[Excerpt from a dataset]

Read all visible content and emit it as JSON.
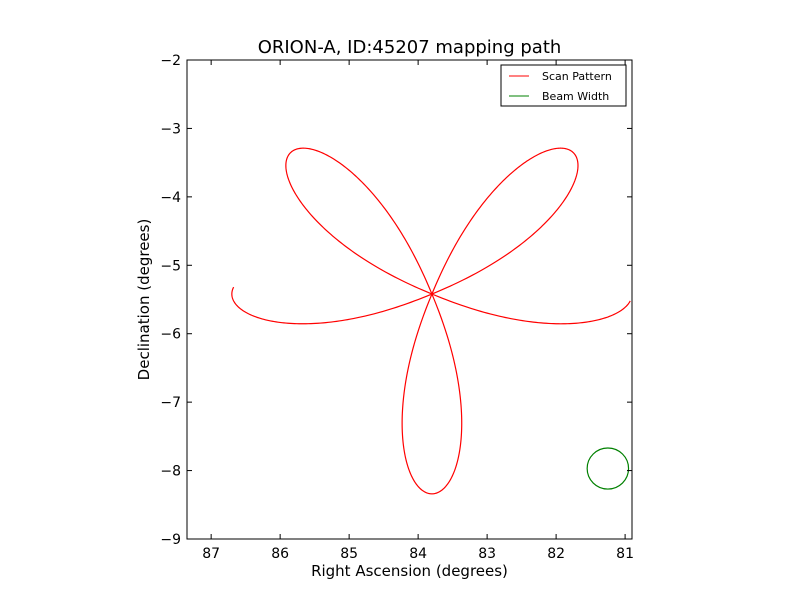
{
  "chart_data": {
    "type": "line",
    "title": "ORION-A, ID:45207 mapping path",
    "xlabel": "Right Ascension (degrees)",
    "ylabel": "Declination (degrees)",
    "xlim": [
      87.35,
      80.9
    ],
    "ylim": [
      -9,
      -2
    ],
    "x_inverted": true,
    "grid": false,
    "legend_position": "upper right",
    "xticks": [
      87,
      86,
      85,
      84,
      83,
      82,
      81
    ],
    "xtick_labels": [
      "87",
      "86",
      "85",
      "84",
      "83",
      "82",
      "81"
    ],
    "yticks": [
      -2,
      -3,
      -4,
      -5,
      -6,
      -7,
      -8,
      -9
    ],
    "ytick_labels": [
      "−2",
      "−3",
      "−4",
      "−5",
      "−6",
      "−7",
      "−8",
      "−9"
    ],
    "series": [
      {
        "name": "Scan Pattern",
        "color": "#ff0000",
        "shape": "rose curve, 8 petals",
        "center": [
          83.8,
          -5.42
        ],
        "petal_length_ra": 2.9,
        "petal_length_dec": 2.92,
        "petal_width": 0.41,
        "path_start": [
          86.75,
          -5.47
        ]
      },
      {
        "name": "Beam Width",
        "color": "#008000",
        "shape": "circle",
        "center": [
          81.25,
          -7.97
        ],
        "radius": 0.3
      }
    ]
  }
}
---
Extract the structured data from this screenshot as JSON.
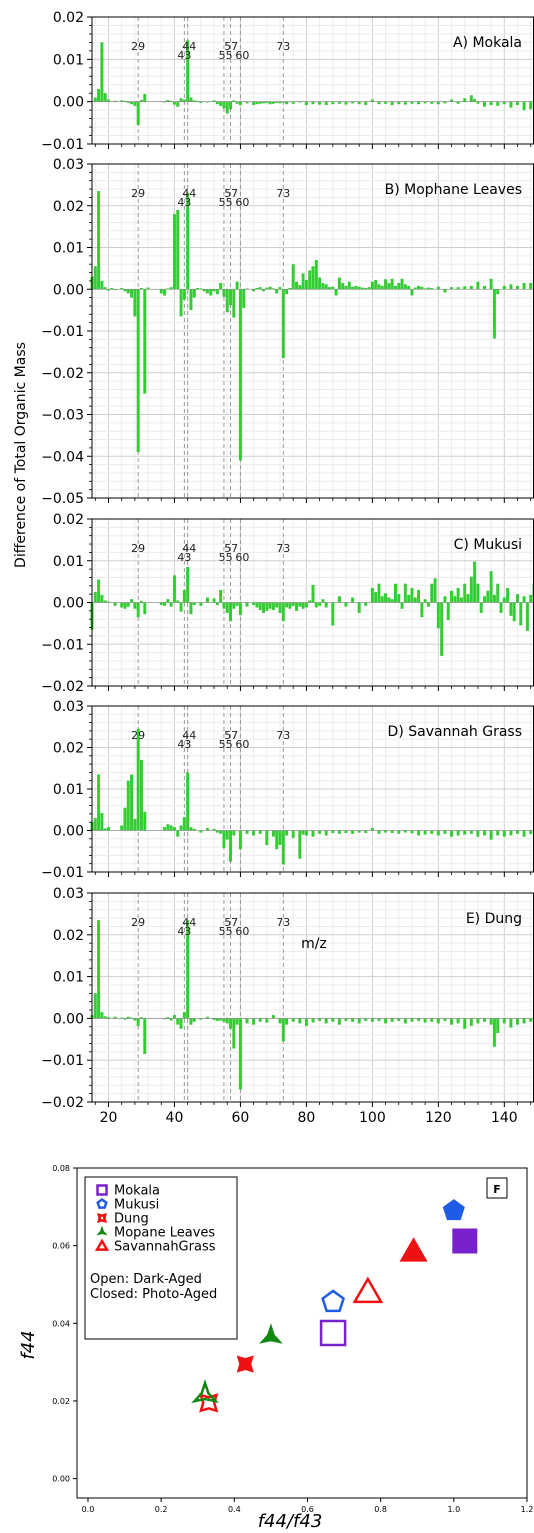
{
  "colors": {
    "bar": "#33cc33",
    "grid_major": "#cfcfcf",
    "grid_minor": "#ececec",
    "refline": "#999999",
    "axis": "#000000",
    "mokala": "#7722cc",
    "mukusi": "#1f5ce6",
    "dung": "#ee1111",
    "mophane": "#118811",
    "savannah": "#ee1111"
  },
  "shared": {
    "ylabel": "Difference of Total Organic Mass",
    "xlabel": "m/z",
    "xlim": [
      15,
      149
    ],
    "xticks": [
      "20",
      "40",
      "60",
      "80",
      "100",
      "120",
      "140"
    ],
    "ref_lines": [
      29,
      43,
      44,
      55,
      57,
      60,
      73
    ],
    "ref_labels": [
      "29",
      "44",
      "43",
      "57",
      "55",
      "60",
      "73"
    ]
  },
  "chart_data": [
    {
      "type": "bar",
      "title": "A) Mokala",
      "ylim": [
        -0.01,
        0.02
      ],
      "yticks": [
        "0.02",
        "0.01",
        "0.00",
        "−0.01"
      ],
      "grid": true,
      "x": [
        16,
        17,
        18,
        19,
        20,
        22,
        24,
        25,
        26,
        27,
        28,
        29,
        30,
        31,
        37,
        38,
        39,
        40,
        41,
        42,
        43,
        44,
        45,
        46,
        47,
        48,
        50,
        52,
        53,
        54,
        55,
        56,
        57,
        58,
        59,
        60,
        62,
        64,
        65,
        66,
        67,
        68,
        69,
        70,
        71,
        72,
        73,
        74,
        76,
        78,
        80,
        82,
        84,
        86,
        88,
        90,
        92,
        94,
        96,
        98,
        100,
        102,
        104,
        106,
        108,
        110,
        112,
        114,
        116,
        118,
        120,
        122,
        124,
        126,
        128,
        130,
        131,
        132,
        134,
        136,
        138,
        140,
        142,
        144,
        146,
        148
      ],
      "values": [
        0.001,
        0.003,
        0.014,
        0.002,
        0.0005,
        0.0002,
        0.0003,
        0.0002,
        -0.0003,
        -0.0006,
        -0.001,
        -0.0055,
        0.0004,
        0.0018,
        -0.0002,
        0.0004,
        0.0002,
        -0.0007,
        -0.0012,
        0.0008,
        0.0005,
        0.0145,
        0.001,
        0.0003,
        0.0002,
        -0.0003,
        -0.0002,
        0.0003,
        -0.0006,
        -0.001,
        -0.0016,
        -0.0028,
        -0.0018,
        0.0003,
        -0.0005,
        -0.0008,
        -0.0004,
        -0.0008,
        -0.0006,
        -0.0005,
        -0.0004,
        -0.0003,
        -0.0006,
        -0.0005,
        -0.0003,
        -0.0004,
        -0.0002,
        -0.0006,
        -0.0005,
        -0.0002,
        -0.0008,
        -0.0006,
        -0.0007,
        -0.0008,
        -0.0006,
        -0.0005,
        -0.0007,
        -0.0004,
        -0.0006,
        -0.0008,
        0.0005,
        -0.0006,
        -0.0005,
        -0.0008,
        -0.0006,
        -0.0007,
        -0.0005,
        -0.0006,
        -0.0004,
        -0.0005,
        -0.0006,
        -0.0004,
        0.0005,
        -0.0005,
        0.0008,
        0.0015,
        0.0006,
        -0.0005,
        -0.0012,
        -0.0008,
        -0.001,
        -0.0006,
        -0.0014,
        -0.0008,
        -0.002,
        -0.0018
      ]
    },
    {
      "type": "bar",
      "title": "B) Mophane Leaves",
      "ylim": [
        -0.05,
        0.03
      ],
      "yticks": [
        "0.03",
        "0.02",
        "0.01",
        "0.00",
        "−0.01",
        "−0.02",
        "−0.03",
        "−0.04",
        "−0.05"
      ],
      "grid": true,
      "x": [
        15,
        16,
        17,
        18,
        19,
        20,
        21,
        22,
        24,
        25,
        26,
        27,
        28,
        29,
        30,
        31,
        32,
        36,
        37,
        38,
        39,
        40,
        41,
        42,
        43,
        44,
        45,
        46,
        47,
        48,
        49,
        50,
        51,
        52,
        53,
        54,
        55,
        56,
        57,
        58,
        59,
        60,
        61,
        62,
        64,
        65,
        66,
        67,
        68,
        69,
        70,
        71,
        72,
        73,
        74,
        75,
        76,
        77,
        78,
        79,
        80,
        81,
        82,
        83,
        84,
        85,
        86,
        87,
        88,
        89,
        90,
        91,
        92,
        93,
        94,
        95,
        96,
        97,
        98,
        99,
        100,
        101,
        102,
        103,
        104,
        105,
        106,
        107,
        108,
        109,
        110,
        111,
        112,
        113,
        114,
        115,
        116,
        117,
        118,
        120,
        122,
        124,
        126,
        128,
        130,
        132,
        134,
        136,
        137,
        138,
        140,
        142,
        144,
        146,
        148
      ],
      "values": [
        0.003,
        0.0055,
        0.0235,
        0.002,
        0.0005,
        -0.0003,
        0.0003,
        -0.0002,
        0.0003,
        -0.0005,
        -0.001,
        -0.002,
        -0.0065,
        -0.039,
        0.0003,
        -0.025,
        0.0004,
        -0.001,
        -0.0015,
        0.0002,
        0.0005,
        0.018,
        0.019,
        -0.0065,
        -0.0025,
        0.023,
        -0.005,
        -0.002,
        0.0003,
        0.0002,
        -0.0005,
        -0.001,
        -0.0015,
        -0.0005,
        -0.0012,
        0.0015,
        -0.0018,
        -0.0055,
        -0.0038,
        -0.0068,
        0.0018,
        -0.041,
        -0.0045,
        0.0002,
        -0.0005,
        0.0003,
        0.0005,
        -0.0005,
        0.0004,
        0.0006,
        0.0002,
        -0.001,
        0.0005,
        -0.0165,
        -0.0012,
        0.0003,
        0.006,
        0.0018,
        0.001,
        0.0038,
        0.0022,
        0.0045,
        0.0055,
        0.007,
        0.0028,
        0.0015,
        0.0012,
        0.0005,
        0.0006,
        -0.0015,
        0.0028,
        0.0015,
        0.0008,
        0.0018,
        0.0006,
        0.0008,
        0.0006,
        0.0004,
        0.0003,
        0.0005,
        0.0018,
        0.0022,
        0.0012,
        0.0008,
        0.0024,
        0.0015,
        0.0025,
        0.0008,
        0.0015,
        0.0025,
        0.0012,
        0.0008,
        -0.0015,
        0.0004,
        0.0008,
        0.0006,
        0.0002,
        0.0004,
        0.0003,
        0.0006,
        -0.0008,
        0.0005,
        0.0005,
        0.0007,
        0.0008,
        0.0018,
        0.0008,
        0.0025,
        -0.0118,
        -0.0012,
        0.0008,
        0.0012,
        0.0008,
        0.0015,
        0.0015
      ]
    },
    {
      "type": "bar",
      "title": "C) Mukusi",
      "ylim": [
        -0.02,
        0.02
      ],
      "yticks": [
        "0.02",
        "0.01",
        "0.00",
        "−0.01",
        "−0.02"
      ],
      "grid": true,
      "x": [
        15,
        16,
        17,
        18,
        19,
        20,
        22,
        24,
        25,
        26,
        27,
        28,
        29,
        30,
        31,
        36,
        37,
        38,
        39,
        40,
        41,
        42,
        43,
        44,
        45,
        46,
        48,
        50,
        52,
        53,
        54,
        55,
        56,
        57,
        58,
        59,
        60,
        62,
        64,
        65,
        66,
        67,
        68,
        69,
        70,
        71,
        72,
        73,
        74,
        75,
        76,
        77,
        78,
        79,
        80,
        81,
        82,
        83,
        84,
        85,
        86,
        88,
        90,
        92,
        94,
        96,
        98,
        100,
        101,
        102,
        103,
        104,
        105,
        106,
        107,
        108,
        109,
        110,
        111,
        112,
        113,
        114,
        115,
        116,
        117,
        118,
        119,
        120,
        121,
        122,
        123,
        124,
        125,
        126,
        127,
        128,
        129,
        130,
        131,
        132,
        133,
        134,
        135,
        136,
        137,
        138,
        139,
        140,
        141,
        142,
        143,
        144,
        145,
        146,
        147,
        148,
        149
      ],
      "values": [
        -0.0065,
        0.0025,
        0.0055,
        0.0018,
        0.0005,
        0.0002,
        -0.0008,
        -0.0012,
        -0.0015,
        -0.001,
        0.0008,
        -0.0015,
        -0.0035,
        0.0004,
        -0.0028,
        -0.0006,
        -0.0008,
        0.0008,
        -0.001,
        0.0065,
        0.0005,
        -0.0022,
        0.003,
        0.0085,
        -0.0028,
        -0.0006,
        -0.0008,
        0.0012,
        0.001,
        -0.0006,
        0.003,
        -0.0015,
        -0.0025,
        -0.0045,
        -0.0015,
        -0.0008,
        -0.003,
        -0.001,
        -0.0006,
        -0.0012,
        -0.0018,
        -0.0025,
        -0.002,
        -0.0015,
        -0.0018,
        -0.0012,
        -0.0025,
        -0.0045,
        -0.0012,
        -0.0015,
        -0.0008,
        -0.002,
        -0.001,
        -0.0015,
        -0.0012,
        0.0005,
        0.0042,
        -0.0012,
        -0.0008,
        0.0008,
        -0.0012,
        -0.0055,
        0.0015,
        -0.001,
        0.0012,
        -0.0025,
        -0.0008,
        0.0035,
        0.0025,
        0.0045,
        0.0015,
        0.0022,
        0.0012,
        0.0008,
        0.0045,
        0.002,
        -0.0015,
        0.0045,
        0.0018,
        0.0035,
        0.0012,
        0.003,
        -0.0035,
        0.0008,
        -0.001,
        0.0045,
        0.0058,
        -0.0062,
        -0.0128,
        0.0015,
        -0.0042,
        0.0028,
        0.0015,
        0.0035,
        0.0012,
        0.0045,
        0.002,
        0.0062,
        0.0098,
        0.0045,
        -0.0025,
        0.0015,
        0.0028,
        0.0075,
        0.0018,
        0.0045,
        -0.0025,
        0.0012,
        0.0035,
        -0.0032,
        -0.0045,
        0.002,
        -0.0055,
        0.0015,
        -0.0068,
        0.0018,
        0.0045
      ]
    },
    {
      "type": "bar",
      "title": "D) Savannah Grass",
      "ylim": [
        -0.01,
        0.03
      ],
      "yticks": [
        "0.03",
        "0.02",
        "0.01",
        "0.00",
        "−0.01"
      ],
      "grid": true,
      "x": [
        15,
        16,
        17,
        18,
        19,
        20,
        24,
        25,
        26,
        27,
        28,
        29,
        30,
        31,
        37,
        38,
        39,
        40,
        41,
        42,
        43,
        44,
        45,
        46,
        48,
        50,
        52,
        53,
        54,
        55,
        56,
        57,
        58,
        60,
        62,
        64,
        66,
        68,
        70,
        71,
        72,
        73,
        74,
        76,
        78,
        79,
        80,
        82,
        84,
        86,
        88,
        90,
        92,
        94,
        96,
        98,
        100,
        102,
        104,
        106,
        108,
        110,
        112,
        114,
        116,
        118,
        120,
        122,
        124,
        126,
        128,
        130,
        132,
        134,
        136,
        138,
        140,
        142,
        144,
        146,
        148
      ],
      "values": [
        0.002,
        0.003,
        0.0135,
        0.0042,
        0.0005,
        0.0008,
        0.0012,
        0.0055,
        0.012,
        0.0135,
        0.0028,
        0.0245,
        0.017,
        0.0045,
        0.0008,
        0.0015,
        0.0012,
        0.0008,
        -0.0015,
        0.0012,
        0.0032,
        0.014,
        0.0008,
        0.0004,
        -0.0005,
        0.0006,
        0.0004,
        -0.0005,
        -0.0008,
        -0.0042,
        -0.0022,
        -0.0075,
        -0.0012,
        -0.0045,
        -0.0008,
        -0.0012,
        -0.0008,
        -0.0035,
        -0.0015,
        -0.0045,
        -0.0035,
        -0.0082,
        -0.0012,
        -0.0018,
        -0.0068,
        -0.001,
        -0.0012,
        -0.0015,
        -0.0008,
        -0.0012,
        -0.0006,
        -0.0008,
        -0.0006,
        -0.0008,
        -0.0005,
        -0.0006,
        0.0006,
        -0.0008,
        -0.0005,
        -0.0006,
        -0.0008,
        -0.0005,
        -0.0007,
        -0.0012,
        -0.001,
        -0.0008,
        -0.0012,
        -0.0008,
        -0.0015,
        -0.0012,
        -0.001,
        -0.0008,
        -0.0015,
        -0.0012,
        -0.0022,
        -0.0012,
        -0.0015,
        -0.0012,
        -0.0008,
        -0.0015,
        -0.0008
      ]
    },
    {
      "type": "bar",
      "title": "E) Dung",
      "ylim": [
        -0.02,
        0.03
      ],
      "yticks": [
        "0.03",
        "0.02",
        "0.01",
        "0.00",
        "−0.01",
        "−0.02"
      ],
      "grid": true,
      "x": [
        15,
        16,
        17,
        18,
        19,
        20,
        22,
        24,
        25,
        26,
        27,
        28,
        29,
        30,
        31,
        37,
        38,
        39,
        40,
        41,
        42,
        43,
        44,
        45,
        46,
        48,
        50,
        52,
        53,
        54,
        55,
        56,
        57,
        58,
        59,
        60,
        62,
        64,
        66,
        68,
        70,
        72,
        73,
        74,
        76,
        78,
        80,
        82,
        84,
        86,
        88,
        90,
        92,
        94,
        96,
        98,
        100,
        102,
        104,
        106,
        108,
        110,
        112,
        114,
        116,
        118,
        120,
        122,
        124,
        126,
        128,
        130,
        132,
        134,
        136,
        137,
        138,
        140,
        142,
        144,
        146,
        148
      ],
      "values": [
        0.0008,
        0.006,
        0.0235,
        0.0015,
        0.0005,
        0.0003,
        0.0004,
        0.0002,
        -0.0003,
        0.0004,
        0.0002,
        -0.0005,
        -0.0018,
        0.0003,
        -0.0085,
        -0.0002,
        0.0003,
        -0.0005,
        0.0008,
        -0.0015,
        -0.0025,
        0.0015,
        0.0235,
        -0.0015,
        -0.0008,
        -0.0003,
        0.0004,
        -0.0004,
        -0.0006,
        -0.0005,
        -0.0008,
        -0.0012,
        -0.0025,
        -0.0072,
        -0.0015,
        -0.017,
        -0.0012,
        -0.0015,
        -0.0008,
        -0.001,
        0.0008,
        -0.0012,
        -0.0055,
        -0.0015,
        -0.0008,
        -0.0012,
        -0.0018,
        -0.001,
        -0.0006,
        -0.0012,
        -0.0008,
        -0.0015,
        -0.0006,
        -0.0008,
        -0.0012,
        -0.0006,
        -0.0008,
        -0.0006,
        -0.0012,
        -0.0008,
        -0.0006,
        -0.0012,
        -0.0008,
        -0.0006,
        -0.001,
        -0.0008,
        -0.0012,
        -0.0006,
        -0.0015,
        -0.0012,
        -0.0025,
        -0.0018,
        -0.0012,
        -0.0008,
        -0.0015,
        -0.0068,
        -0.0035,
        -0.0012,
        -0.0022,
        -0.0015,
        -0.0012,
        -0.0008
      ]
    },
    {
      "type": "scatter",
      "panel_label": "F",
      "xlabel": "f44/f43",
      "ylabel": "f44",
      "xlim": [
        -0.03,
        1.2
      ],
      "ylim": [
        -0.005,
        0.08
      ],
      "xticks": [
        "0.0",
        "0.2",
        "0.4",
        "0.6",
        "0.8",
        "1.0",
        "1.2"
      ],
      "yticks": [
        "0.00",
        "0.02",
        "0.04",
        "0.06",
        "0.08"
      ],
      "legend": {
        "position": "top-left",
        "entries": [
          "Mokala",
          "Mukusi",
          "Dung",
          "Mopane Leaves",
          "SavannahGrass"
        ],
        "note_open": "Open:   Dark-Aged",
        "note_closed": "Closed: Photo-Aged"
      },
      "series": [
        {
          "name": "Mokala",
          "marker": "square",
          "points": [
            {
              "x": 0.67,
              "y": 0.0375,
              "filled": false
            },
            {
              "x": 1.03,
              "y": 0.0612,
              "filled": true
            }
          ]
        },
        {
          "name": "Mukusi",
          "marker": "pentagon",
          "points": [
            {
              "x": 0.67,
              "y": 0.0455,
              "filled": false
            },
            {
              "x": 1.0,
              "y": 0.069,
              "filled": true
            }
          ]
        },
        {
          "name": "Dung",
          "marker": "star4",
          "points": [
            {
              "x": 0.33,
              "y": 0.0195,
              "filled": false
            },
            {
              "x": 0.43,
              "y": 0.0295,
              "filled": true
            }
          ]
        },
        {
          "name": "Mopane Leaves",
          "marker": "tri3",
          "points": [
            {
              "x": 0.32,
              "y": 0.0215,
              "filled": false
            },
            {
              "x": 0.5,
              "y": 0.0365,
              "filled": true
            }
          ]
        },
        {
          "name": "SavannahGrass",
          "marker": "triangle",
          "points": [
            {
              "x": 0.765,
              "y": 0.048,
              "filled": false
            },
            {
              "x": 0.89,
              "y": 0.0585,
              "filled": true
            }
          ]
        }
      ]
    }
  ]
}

• **Task details**:
Look for the word "title" and return every line where it occurs.

• **Full response**:
    "title": "ORION-A, ID:45207 mapping path",
      "title": "A) Mokala",
      "title": "B) Mophane Leaves",
      "title": "C) Mukusi",
      "title": "D) Savannah Grass",
      "title": "E) Dung",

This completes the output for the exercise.